## Task data
★ ★ ★ ★ ★
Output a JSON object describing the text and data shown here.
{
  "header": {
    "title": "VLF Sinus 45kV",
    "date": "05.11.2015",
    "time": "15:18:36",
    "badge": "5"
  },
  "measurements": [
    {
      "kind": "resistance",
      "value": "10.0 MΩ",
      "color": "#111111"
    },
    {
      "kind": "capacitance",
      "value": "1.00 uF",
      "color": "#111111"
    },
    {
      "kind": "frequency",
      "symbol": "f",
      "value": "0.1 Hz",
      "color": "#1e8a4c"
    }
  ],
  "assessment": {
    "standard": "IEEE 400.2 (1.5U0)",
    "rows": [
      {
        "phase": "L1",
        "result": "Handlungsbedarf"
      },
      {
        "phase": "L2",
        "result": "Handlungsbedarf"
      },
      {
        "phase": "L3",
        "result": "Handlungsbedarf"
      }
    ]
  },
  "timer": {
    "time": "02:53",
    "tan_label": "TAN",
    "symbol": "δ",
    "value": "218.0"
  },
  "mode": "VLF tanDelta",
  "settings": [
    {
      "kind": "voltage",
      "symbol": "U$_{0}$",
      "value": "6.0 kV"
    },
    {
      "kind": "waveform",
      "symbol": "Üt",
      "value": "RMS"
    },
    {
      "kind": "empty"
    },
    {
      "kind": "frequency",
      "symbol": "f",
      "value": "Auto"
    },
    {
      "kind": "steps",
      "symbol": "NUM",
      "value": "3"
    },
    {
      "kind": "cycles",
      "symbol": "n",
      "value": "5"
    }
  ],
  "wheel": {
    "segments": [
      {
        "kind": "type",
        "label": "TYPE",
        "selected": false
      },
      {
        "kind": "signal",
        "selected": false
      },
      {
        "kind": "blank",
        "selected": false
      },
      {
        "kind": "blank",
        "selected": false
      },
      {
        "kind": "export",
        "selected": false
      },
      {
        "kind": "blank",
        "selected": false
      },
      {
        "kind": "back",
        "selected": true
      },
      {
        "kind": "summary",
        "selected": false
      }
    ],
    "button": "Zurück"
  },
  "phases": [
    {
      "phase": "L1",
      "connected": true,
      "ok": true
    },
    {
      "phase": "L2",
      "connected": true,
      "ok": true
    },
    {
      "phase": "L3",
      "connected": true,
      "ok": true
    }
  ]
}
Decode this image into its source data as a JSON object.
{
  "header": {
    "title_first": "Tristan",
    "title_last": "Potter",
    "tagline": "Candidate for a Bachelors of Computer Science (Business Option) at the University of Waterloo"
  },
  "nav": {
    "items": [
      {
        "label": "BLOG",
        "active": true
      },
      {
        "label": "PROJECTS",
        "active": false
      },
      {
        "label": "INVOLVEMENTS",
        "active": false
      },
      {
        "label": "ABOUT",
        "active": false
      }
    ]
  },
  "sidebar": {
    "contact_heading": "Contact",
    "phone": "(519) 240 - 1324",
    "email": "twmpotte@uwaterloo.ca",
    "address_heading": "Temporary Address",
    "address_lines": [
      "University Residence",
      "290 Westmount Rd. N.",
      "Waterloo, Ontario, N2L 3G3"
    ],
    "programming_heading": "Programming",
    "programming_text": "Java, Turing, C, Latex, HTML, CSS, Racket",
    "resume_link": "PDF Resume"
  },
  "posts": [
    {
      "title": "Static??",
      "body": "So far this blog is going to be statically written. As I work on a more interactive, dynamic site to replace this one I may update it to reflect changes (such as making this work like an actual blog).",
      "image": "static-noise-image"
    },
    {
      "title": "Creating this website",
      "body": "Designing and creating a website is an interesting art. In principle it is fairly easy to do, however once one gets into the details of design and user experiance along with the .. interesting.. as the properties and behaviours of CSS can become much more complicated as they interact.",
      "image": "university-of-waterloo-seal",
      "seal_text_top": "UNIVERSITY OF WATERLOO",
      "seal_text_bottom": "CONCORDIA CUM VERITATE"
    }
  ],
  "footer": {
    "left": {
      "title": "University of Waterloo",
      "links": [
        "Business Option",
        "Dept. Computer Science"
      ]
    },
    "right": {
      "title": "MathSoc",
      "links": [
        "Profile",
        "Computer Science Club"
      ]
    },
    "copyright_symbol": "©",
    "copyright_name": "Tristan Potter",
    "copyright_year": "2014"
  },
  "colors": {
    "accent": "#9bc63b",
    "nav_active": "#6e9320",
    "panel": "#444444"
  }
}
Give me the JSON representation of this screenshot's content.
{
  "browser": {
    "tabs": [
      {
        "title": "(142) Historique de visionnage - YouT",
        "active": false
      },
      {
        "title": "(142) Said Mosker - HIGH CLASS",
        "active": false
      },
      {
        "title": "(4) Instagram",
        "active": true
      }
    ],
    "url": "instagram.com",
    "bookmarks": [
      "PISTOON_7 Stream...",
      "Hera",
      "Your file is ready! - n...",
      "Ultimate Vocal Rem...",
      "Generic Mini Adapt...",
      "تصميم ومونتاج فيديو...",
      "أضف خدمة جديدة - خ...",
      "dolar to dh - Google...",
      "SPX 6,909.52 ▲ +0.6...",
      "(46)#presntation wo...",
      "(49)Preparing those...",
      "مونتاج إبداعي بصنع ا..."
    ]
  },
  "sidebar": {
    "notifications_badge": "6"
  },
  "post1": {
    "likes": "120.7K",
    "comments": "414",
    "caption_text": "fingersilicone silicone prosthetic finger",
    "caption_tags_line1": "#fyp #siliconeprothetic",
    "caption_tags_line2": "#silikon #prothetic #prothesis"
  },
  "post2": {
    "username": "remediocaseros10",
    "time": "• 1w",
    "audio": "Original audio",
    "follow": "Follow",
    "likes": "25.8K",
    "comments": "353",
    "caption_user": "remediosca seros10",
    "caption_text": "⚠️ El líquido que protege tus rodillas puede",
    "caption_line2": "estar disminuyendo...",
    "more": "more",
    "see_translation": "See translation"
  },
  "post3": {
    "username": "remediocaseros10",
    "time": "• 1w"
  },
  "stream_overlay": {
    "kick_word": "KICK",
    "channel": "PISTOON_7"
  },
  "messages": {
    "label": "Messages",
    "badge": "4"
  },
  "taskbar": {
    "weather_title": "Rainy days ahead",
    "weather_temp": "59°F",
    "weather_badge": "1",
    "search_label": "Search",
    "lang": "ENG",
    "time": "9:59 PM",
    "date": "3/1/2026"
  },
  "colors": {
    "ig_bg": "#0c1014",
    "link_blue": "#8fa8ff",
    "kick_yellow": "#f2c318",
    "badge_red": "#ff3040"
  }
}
★ ★ ★ ★ ★
## Exercise description
Please output the complete data exactly.

## Reply
Output a JSON object describing the text and data shown here.
{
  "header": {
    "title": "VLF Sinus 45kV",
    "date": "05.11.2015",
    "time": "15:18:36",
    "badge": "5"
  },
  "measurements": [
    {
      "kind": "resistance",
      "value": "10.0 MΩ",
      "color": "#111111"
    },
    {
      "kind": "capacitance",
      "value": "1.00 uF",
      "color": "#111111"
    },
    {
      "kind": "frequency",
      "symbol": "f",
      "value": "0.1 Hz",
      "color": "#1e8a4c"
    }
  ],
  "assessment": {
    "standard": "IEEE 400.2 (1.5U0)",
    "rows": [
      {
        "phase": "L1",
        "result": "Handlungsbedarf"
      },
      {
        "phase": "L2",
        "result": "Handlungsbedarf"
      },
      {
        "phase": "L3",
        "result": "Handlungsbedarf"
      }
    ]
  },
  "timer": {
    "time": "02:53",
    "tan_label": "TAN",
    "symbol": "δ",
    "value": "218.0"
  },
  "mode": "VLF tanDelta",
  "settings": [
    {
      "kind": "voltage",
      "symbol": "U$_{0}$",
      "value": "6.0 kV"
    },
    {
      "kind": "waveform",
      "symbol": "Üt",
      "value": "RMS"
    },
    {
      "kind": "empty"
    },
    {
      "kind": "frequency",
      "symbol": "f",
      "value": "Auto"
    },
    {
      "kind": "steps",
      "symbol": "NUM",
      "value": "3"
    },
    {
      "kind": "cycles",
      "symbol": "n",
      "value": "5"
    }
  ],
  "wheel": {
    "segments": [
      {
        "kind": "type",
        "label": "TYPE",
        "selected": false
      },
      {
        "kind": "signal",
        "selected": false
      },
      {
        "kind": "blank",
        "selected": false
      },
      {
        "kind": "blank",
        "selected": false
      },
      {
        "kind": "export",
        "selected": false
      },
      {
        "kind": "blank",
        "selected": false
      },
      {
        "kind": "back",
        "selected": true
      },
      {
        "kind": "summary",
        "selected": false
      }
    ],
    "button": "Zurück"
  },
  "phases": [
    {
      "phase": "L1",
      "connected": true,
      "ok": true
    },
    {
      "phase": "L2",
      "connected": true,
      "ok": true
    },
    {
      "phase": "L3",
      "connected": true,
      "ok": true
    }
  ]
}
Decode this image into its source data as a JSON object.
{
  "header": {
    "title_first": "Tristan",
    "title_last": "Potter",
    "tagline": "Candidate for a Bachelors of Computer Science (Business Option) at the University of Waterloo"
  },
  "nav": {
    "items": [
      {
        "label": "BLOG",
        "active": true
      },
      {
        "label": "PROJECTS",
        "active": false
      },
      {
        "label": "INVOLVEMENTS",
        "active": false
      },
      {
        "label": "ABOUT",
        "active": false
      }
    ]
  },
  "sidebar": {
    "contact_heading": "Contact",
    "phone": "(519) 240 - 1324",
    "email": "twmpotte@uwaterloo.ca",
    "address_heading": "Temporary Address",
    "address_lines": [
      "University Residence",
      "290 Westmount Rd. N.",
      "Waterloo, Ontario, N2L 3G3"
    ],
    "programming_heading": "Programming",
    "programming_text": "Java, Turing, C, Latex, HTML, CSS, Racket",
    "resume_link": "PDF Resume"
  },
  "posts": [
    {
      "title": "Static??",
      "body": "So far this blog is going to be statically written. As I work on a more interactive, dynamic site to replace this one I may update it to reflect changes (such as making this work like an actual blog).",
      "image": "static-noise-image"
    },
    {
      "title": "Creating this website",
      "body": "Designing and creating a website is an interesting art. In principle it is fairly easy to do, however once one gets into the details of design and user experiance along with the .. interesting.. as the properties and behaviours of CSS can become much more complicated as they interact.",
      "image": "university-of-waterloo-seal",
      "seal_text_top": "UNIVERSITY OF WATERLOO",
      "seal_text_bottom": "CONCORDIA CUM VERITATE"
    }
  ],
  "footer": {
    "left": {
      "title": "University of Waterloo",
      "links": [
        "Business Option",
        "Dept. Computer Science"
      ]
    },
    "right": {
      "title": "MathSoc",
      "links": [
        "Profile",
        "Computer Science Club"
      ]
    },
    "copyright_symbol": "©",
    "copyright_name": "Tristan Potter",
    "copyright_year": "2014"
  },
  "colors": {
    "accent": "#9bc63b",
    "nav_active": "#6e9320",
    "panel": "#444444"
  }
}
Give me the JSON representation of this screenshot's content.
{
  "browser": {
    "tabs": [
      {
        "title": "(142) Historique de visionnage - YouT",
        "active": false
      },
      {
        "title": "(142) Said Mosker - HIGH CLASS",
        "active": false
      },
      {
        "title": "(4) Instagram",
        "active": true
      }
    ],
    "url": "instagram.com",
    "bookmarks": [
      "PISTOON_7 Stream...",
      "Hera",
      "Your file is ready! - n...",
      "Ultimate Vocal Rem...",
      "Generic Mini Adapt...",
      "تصميم ومونتاج فيديو...",
      "أضف خدمة جديدة - خ...",
      "dolar to dh - Google...",
      "SPX 6,909.52 ▲ +0.6...",
      "(46)#presntation wo...",
      "(49)Preparing those...",
      "مونتاج إبداعي بصنع ا..."
    ]
  },
  "sidebar": {
    "notifications_badge": "6"
  },
  "post1": {
    "likes": "120.7K",
    "comments": "414",
    "caption_text": "fingersilicone silicone prosthetic finger",
    "caption_tags_line1": "#fyp #siliconeprothetic",
    "caption_tags_line2": "#silikon #prothetic #prothesis"
  },
  "post2": {
    "username": "remediocaseros10",
    "time": "• 1w",
    "audio": "Original audio",
    "follow": "Follow",
    "likes": "25.8K",
    "comments": "353",
    "caption_user": "remediosca seros10",
    "caption_text": "⚠️ El líquido que protege tus rodillas puede",
    "caption_line2": "estar disminuyendo...",
    "more": "more",
    "see_translation": "See translation"
  },
  "post3": {
    "username": "remediocaseros10",
    "time": "• 1w"
  },
  "stream_overlay": {
    "kick_word": "KICK",
    "channel": "PISTOON_7"
  },
  "messages": {
    "label": "Messages",
    "badge": "4"
  },
  "taskbar": {
    "weather_title": "Rainy days ahead",
    "weather_temp": "59°F",
    "weather_badge": "1",
    "search_label": "Search",
    "lang": "ENG",
    "time": "9:59 PM",
    "date": "3/1/2026"
  },
  "colors": {
    "ig_bg": "#0c1014",
    "link_blue": "#8fa8ff",
    "kick_yellow": "#f2c318",
    "badge_red": "#ff3040"
  }
}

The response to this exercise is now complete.